§ **WHAT YOU HAVE TO DO**
Output the material below in its entirety, exactly as given.

[Stored records]

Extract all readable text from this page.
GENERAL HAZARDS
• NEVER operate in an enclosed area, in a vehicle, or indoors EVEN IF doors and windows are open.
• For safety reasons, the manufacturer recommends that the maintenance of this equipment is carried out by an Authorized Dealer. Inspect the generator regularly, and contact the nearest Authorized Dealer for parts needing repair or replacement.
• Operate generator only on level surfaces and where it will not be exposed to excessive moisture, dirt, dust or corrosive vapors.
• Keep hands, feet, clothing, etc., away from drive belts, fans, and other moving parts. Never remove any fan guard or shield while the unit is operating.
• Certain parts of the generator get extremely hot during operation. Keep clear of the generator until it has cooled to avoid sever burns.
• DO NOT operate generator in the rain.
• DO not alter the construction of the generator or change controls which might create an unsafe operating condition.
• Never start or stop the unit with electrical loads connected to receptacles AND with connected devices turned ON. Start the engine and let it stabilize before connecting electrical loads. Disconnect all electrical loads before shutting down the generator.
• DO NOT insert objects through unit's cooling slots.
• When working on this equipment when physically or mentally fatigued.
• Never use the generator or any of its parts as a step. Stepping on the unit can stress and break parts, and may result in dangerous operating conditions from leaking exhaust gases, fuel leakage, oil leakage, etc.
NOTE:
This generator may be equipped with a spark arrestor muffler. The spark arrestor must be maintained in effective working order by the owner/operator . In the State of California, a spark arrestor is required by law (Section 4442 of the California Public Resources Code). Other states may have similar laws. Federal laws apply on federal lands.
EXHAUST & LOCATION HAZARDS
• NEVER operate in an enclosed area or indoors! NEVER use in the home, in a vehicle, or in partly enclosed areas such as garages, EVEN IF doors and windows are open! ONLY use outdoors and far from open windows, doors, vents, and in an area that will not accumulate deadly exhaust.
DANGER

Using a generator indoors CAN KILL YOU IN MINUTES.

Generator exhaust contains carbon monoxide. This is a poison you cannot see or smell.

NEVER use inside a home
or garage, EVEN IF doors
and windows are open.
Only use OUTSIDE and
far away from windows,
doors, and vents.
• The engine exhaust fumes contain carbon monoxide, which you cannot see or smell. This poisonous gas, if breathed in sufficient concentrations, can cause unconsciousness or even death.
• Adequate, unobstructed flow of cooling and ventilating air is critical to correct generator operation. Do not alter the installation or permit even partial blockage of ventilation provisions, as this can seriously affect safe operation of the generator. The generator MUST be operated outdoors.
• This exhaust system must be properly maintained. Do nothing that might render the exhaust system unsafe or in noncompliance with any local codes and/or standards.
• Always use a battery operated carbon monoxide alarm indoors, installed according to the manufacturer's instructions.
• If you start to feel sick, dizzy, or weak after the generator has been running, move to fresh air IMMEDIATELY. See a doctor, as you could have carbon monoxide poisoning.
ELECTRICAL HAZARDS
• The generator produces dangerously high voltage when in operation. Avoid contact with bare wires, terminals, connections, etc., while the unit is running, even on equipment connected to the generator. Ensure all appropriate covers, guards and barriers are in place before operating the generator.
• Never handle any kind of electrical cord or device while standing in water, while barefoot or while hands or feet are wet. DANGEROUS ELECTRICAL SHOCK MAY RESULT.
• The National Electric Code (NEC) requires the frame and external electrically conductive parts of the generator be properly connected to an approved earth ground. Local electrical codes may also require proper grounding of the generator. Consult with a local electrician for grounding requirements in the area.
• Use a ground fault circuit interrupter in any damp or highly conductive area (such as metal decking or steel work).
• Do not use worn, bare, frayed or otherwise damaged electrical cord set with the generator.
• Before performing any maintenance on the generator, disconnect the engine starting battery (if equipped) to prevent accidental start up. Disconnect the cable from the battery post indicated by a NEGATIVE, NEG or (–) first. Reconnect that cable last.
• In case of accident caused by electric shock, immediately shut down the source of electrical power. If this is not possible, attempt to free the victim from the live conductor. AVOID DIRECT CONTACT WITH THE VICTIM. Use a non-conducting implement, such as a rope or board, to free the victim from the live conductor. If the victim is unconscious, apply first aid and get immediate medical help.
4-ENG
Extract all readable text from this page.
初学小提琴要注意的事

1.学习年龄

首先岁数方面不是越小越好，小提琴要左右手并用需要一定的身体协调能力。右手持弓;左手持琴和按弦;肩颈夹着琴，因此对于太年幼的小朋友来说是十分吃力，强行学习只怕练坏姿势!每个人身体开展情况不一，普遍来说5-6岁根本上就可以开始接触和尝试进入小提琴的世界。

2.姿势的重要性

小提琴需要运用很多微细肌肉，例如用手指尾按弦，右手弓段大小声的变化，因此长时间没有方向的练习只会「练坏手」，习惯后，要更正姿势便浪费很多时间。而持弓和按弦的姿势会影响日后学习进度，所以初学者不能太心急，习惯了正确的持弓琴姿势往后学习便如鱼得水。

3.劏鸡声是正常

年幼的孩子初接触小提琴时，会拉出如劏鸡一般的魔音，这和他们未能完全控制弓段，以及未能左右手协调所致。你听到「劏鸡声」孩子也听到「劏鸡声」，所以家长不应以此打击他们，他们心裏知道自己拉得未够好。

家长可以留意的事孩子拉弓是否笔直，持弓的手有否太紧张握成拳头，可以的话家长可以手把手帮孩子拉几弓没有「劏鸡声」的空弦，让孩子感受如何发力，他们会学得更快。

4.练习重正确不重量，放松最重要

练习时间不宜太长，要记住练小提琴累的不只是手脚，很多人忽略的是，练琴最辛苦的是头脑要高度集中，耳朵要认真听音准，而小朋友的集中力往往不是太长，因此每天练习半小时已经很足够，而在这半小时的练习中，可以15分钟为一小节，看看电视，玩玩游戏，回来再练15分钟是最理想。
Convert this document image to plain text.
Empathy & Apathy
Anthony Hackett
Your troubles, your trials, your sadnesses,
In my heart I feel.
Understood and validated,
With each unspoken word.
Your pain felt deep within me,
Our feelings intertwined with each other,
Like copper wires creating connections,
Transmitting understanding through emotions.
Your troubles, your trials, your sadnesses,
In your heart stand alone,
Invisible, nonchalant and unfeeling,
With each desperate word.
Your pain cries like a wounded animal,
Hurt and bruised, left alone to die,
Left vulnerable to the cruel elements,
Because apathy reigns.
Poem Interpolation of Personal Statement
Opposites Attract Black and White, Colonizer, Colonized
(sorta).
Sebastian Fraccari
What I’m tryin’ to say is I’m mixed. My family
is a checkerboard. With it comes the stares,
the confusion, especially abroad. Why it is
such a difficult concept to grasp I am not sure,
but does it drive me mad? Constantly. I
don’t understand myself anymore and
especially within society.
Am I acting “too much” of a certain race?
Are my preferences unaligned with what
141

§ **EXERCISE SOLUTION**
Extract all readable text from this page.
GENERAL HAZARDS
• NEVER operate in an enclosed area, in a vehicle, or indoors EVEN IF doors and windows are open.
• For safety reasons, the manufacturer recommends that the maintenance of this equipment is carried out by an Authorized Dealer. Inspect the generator regularly, and contact the nearest Authorized Dealer for parts needing repair or replacement.
• Operate generator only on level surfaces and where it will not be exposed to excessive moisture, dirt, dust or corrosive vapors.
• Keep hands, feet, clothing, etc., away from drive belts, fans, and other moving parts. Never remove any fan guard or shield while the unit is operating.
• Certain parts of the generator get extremely hot during operation. Keep clear of the generator until it has cooled to avoid sever burns.
• DO NOT operate generator in the rain.
• DO not alter the construction of the generator or change controls which might create an unsafe operating condition.
• Never start or stop the unit with electrical loads connected to receptacles AND with connected devices turned ON. Start the engine and let it stabilize before connecting electrical loads. Disconnect all electrical loads before shutting down the generator.
• DO NOT insert objects through unit's cooling slots.
• When working on this equipment when physically or mentally fatigued.
• Never use the generator or any of its parts as a step. Stepping on the unit can stress and break parts, and may result in dangerous operating conditions from leaking exhaust gases, fuel leakage, oil leakage, etc.
NOTE:
This generator may be equipped with a spark arrestor muffler. The spark arrestor must be maintained in effective working order by the owner/operator . In the State of California, a spark arrestor is required by law (Section 4442 of the California Public Resources Code). Other states may have similar laws. Federal laws apply on federal lands.
EXHAUST & LOCATION HAZARDS
• NEVER operate in an enclosed area or indoors! NEVER use in the home, in a vehicle, or in partly enclosed areas such as garages, EVEN IF doors and windows are open! ONLY use outdoors and far from open windows, doors, vents, and in an area that will not accumulate deadly exhaust.
DANGER

Using a generator indoors CAN KILL YOU IN MINUTES.

Generator exhaust contains carbon monoxide. This is a poison you cannot see or smell.

NEVER use inside a home
or garage, EVEN IF doors
and windows are open.
Only use OUTSIDE and
far away from windows,
doors, and vents.
• The engine exhaust fumes contain carbon monoxide, which you cannot see or smell. This poisonous gas, if breathed in sufficient concentrations, can cause unconsciousness or even death.
• Adequate, unobstructed flow of cooling and ventilating air is critical to correct generator operation. Do not alter the installation or permit even partial blockage of ventilation provisions, as this can seriously affect safe operation of the generator. The generator MUST be operated outdoors.
• This exhaust system must be properly maintained. Do nothing that might render the exhaust system unsafe or in noncompliance with any local codes and/or standards.
• Always use a battery operated carbon monoxide alarm indoors, installed according to the manufacturer's instructions.
• If you start to feel sick, dizzy, or weak after the generator has been running, move to fresh air IMMEDIATELY. See a doctor, as you could have carbon monoxide poisoning.
ELECTRICAL HAZARDS
• The generator produces dangerously high voltage when in operation. Avoid contact with bare wires, terminals, connections, etc., while the unit is running, even on equipment connected to the generator. Ensure all appropriate covers, guards and barriers are in place before operating the generator.
• Never handle any kind of electrical cord or device while standing in water, while barefoot or while hands or feet are wet. DANGEROUS ELECTRICAL SHOCK MAY RESULT.
• The National Electric Code (NEC) requires the frame and external electrically conductive parts of the generator be properly connected to an approved earth ground. Local electrical codes may also require proper grounding of the generator. Consult with a local electrician for grounding requirements in the area.
• Use a ground fault circuit interrupter in any damp or highly conductive area (such as metal decking or steel work).
• Do not use worn, bare, frayed or otherwise damaged electrical cord set with the generator.
• Before performing any maintenance on the generator, disconnect the engine starting battery (if equipped) to prevent accidental start up. Disconnect the cable from the battery post indicated by a NEGATIVE, NEG or (–) first. Reconnect that cable last.
• In case of accident caused by electric shock, immediately shut down the source of electrical power. If this is not possible, attempt to free the victim from the live conductor. AVOID DIRECT CONTACT WITH THE VICTIM. Use a non-conducting implement, such as a rope or board, to free the victim from the live conductor. If the victim is unconscious, apply first aid and get immediate medical help.
4-ENG
Extract all readable text from this page.
初学小提琴要注意的事

1.学习年龄

首先岁数方面不是越小越好，小提琴要左右手并用需要一定的身体协调能力。右手持弓;左手持琴和按弦;肩颈夹着琴，因此对于太年幼的小朋友来说是十分吃力，强行学习只怕练坏姿势!每个人身体开展情况不一，普遍来说5-6岁根本上就可以开始接触和尝试进入小提琴的世界。

2.姿势的重要性

小提琴需要运用很多微细肌肉，例如用手指尾按弦，右手弓段大小声的变化，因此长时间没有方向的练习只会「练坏手」，习惯后，要更正姿势便浪费很多时间。而持弓和按弦的姿势会影响日后学习进度，所以初学者不能太心急，习惯了正确的持弓琴姿势往后学习便如鱼得水。

3.劏鸡声是正常

年幼的孩子初接触小提琴时，会拉出如劏鸡一般的魔音，这和他们未能完全控制弓段，以及未能左右手协调所致。你听到「劏鸡声」孩子也听到「劏鸡声」，所以家长不应以此打击他们，他们心裏知道自己拉得未够好。

家长可以留意的事孩子拉弓是否笔直，持弓的手有否太紧张握成拳头，可以的话家长可以手把手帮孩子拉几弓没有「劏鸡声」的空弦，让孩子感受如何发力，他们会学得更快。

4.练习重正确不重量，放松最重要

练习时间不宜太长，要记住练小提琴累的不只是手脚，很多人忽略的是，练琴最辛苦的是头脑要高度集中，耳朵要认真听音准，而小朋友的集中力往往不是太长，因此每天练习半小时已经很足够，而在这半小时的练习中，可以15分钟为一小节，看看电视，玩玩游戏，回来再练15分钟是最理想。
Convert this document image to plain text.
Empathy & Apathy
Anthony Hackett
Your troubles, your trials, your sadnesses,
In my heart I feel.
Understood and validated,
With each unspoken word.
Your pain felt deep within me,
Our feelings intertwined with each other,
Like copper wires creating connections,
Transmitting understanding through emotions.
Your troubles, your trials, your sadnesses,
In your heart stand alone,
Invisible, nonchalant and unfeeling,
With each desperate word.
Your pain cries like a wounded animal,
Hurt and bruised, left alone to die,
Left vulnerable to the cruel elements,
Because apathy reigns.
Poem Interpolation of Personal Statement
Opposites Attract Black and White, Colonizer, Colonized
(sorta).
Sebastian Fraccari
What I’m tryin’ to say is I’m mixed. My family
is a checkerboard. With it comes the stares,
the confusion, especially abroad. Why it is
such a difficult concept to grasp I am not sure,
but does it drive me mad? Constantly. I
don’t understand myself anymore and
especially within society.
Am I acting “too much” of a certain race?
Are my preferences unaligned with what
141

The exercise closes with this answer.